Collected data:
+--
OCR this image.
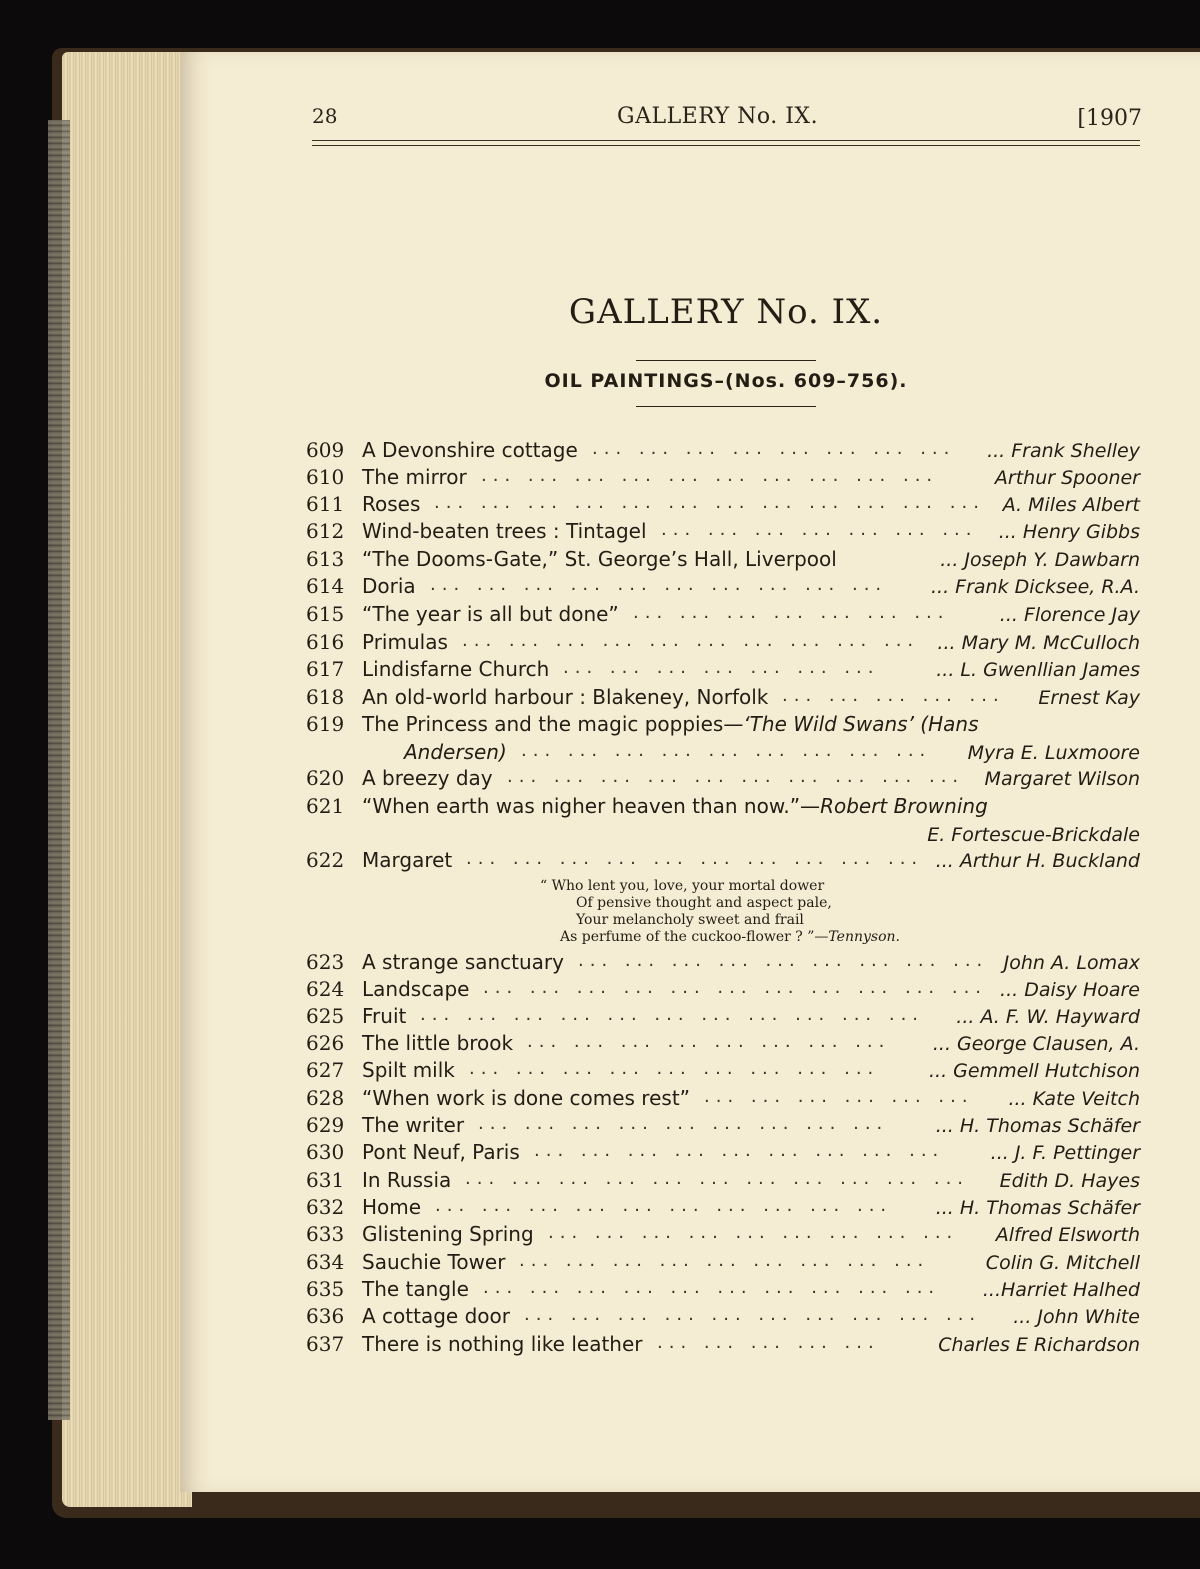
28	GALLERY No. IX.	[1907
GALLERY No. IX.
OIL PAINTINGS–(Nos. 609–756).
609 A Devonshire cottage ... ... ... ... ... ... ... ... ... Frank Shelley
610 The mirror ... ... ... ... ... ... ... ... ... ...	Arthur Spooner
611 Roses ... ... ... ... ... ... ... ... ... ... ... ... A. Miles Albert
612 Wind-beaten trees : Tintagel ... ... ... ... ... ... ... ... Henry Gibbs
613 “The Dooms-Gate,” St. George’s Hall, Liverpool	... Joseph Y. Dawbarn
614 Doria ... ... ... ... ... ... ... ... ... ... ... Frank Dicksee, R.A.
615 “The year is all but done” ... ... ... ... ... ... ...	... Florence Jay
616 Primulas ... ... ... ... ... ... ... ... ... ... ... Mary M. McCulloch
617 Lindisfarne Church ... ... ... ... ... ... ...	... L. Gwenllian James
618 An old-world harbour : Blakeney, Norfolk ... ... ... ... ... Ernest Kay
619 The Princess and the magic poppies—‘The Wild Swans’ (Hans
Andersen) ... ... ... ... ... ... ... ... ... Myra E. Luxmoore
620 A breezy day ... ... ... ... ... ... ... ... ... ... Margaret Wilson
621 “When earth was nigher heaven than now.”—Robert Browning
E. Fortescue-Brickdale
622 Margaret ... ... ... ... ... ... ... ... ... ... ... Arthur H. Buckland
623 A strange sanctuary ... ... ... ... ... ... ... ... ... John A. Lomax
624 Landscape ... ... ... ... ... ... ... ... ... ... ... ... Daisy Hoare
625 Fruit ... ... ... ... ... ... ... ... ... ... ... ... A. F. W. Hayward
626 The little brook ... ... ... ... ... ... ... ... ... George Clausen, A.
627 Spilt milk ... ... ... ... ... ... ... ... ...	... Gemmell Hutchison
628 “When work is done comes rest” ... ... ... ... ... ... ... Kate Veitch
629 The writer ... ... ... ... ... ... ... ... ... ... H. Thomas Schäfer
630 Pont Neuf, Paris ... ... ... ... ... ... ... ... ... ... J. F. Pettinger
631 In Russia ... ... ... ... ... ... ... ... ... ... ... Edith D. Hayes
632 Home ... ... ... ... ... ... ... ... ... ... ... H. Thomas Schäfer
633 Glistening Spring ... ... ... ... ... ... ... ... ... Alfred Elsworth
634 Sauchie Tower ... ... ... ... ... ... ... ... ...	Colin G. Mitchell
635 The tangle ... ... ... ... ... ... ... ... ... ... ...Harriet Halhed
636 A cottage door ... ... ... ... ... ... ... ... ... ... ... John White
637 There is nothing like leather ... ... ... ... ...	Charles E Richardson
“ Who lent you, love, your mortal dower
Of pensive thought and aspect pale,
Your melancholy sweet and frail
As perfume of the cuckoo-flower ? ”—Tennyson.
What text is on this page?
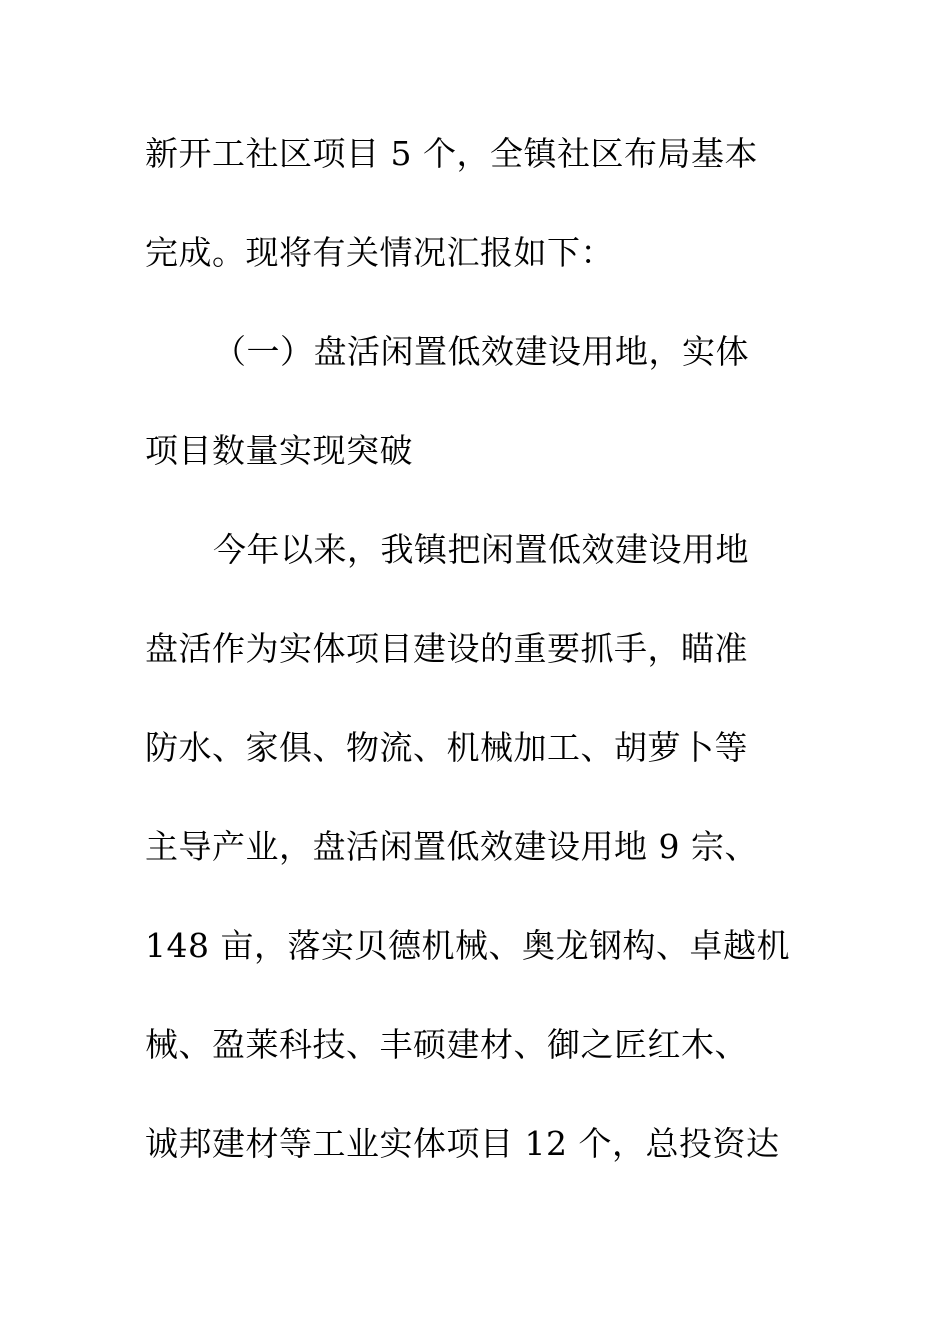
新开工社区项目 5 个，全镇社区布局基本
完成。现将有关情况汇报如下：
（一）盘活闲置低效建设用地，实体
项目数量实现突破
今年以来，我镇把闲置低效建设用地
盘活作为实体项目建设的重要抓手，瞄准
防水、家俱、物流、机械加工、胡萝卜等
主导产业，盘活闲置低效建设用地 9 宗、
148 亩，落实贝德机械、奥龙钢构、卓越机
械、盈莱科技、丰硕建材、御之匠红木、
诚邦建材等工业实体项目 12 个，总投资达
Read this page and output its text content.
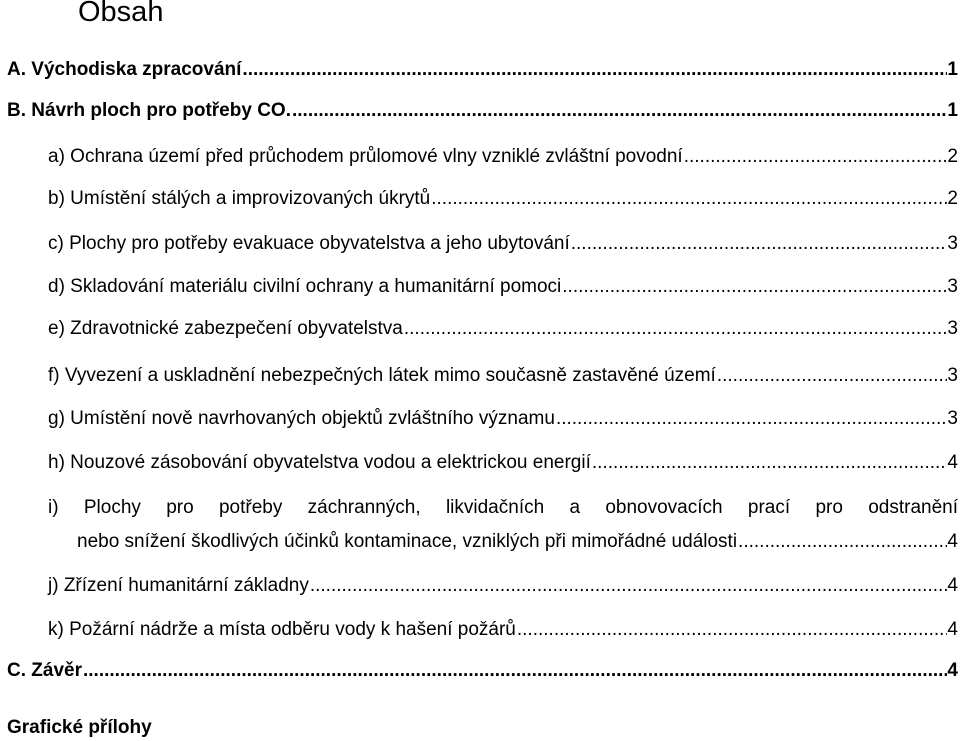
Obsah
A. Východiska zpracování .....	1
B. Návrh ploch pro potřeby CO. .....	1
a) Ochrana území před průchodem průlomové vlny vzniklé zvláštní povodní .....	2
b) Umístění stálých a improvizovaných úkrytů .....	2
c) Plochy pro potřeby evakuace obyvatelstva a jeho ubytování .....	3
d) Skladování materiálu civilní ochrany a humanitární pomoci .....	3
e) Zdravotnické zabezpečení obyvatelstva .....	3
f) Vyvezení a uskladnění nebezpečných látek mimo současně zastavěné území .....	3
g) Umístění nově navrhovaných objektů zvláštního významu .....	3
h) Nouzové zásobování obyvatelstva vodou a elektrickou energií .....	4
i) Plochy pro potřeby záchranných, likvidačních a obnovovacích prací pro odstranění
nebo snížení škodlivých účinků kontaminace, vzniklých při mimořádné události .....	4
j) Zřízení humanitární základny .....	4
k) Požární nádrže a místa odběru vody k hašení požárů .....	4
C. Závěr .....	4
Grafické přílohy
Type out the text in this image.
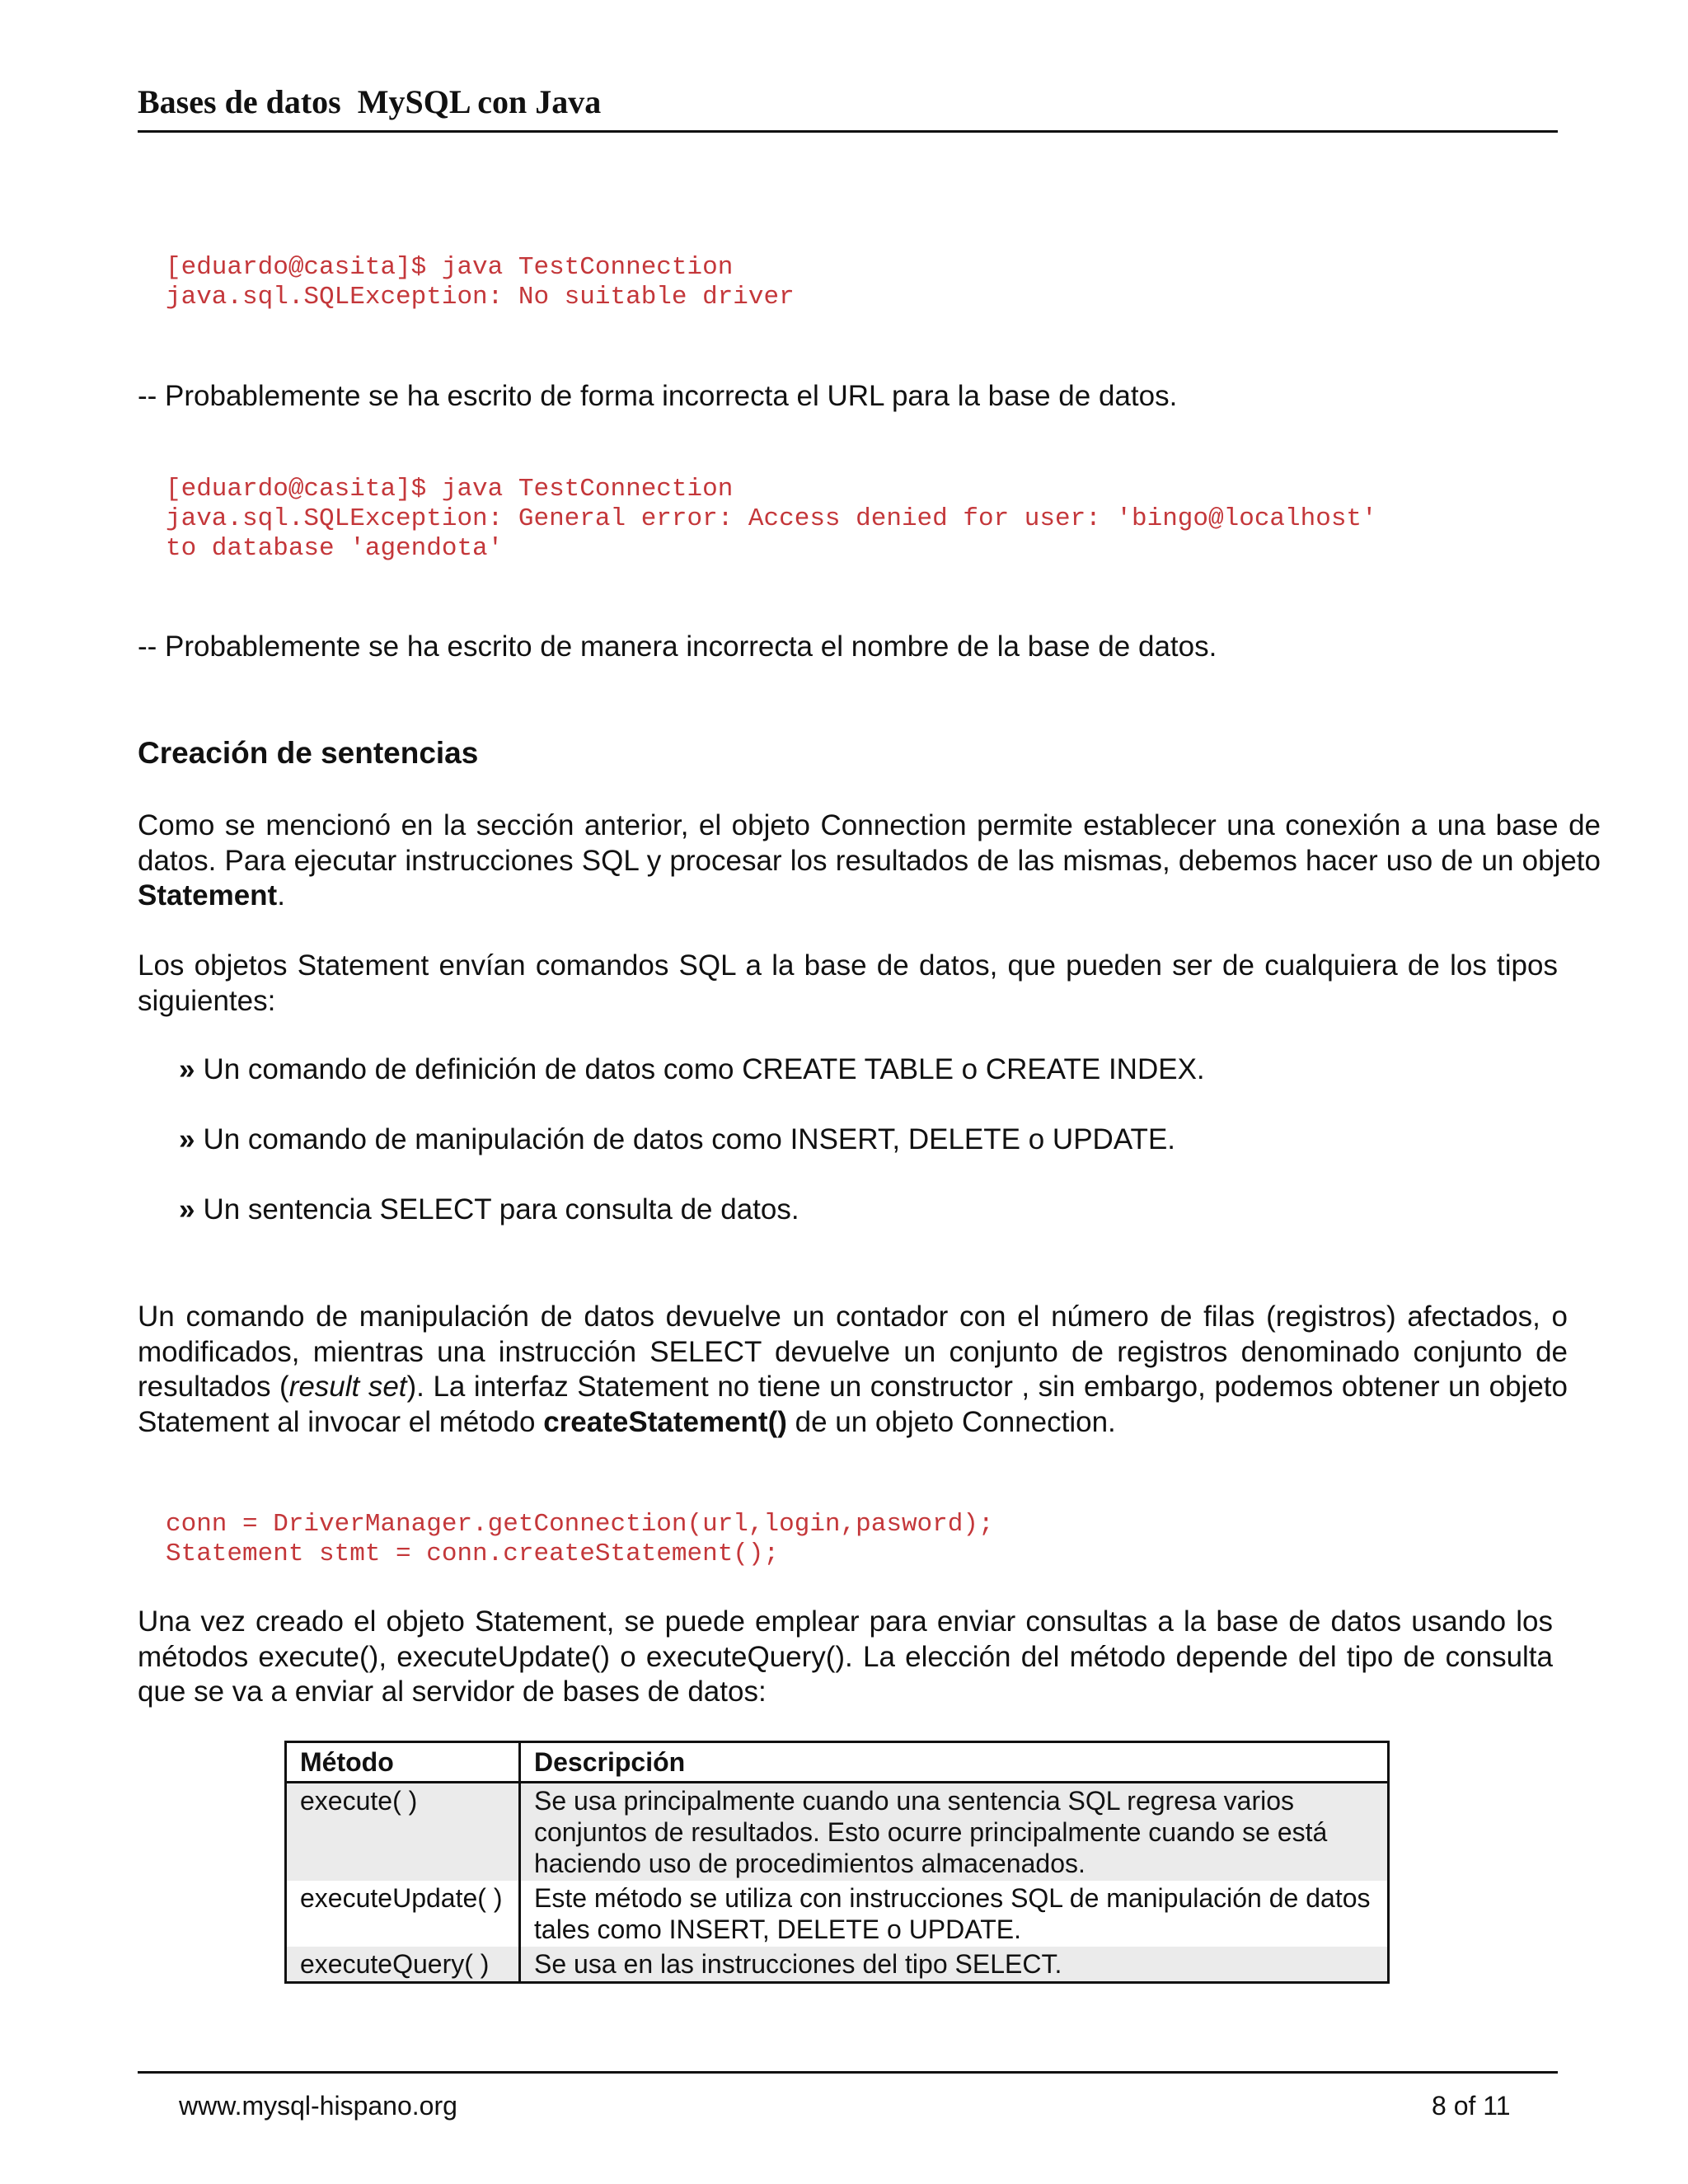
Bases de datos  MySQL con Java
[eduardo@casita]$ java TestConnection
java.sql.SQLException: No suitable driver
-- Probablemente se ha escrito de forma incorrecta el URL para la base de datos.
[eduardo@casita]$ java TestConnection
java.sql.SQLException: General error: Access denied for user: 'bingo@localhost'
to database 'agendota'
-- Probablemente se ha escrito de manera incorrecta el nombre de la base de datos.
Creación de sentencias
Como se mencionó en la sección anterior, el objeto Connection permite establecer una conexión a una base de datos. Para ejecutar instrucciones SQL y procesar los resultados de las mismas, debemos hacer uso de un objeto Statement.
Los objetos Statement envían comandos SQL a la base de datos, que pueden ser de cualquiera de los tipos siguientes:
» Un comando de definición de datos como CREATE TABLE o CREATE INDEX.
» Un comando de manipulación de datos como INSERT, DELETE o UPDATE.
» Un sentencia SELECT para consulta de datos.
Un comando de manipulación de datos devuelve un contador con el número de filas (registros) afectados, o modificados, mientras una instrucción SELECT devuelve un conjunto de registros denominado conjunto de resultados (result set). La interfaz Statement no tiene un constructor , sin embargo, podemos obtener un objeto Statement al invocar el método createStatement() de un objeto Connection.
conn = DriverManager.getConnection(url,login,pasword);
Statement stmt = conn.createStatement();
Una vez creado el objeto Statement, se puede emplear para enviar consultas a la base de datos usando los métodos execute(), executeUpdate() o executeQuery(). La elección del método depende del tipo de consulta que se va a enviar al servidor de bases de datos:
Método	Descripción
execute( )	Se usa principalmente cuando una sentencia SQL regresa varios conjuntos de resultados. Esto ocurre principalmente cuando se está haciendo uso de procedimientos almacenados.
executeUpdate( )	Este método se utiliza con instrucciones SQL de manipulación de datos tales como INSERT, DELETE o UPDATE.
executeQuery( )	Se usa en las instrucciones del tipo SELECT.
www.mysql-hispano.org	8 of 11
+--
> **Aim of the exercise**:
Report all lines of the data above that include the string "text".

> **The solution**:
What text is on this page?
Read this page and output its text content.
Type out the text in this image.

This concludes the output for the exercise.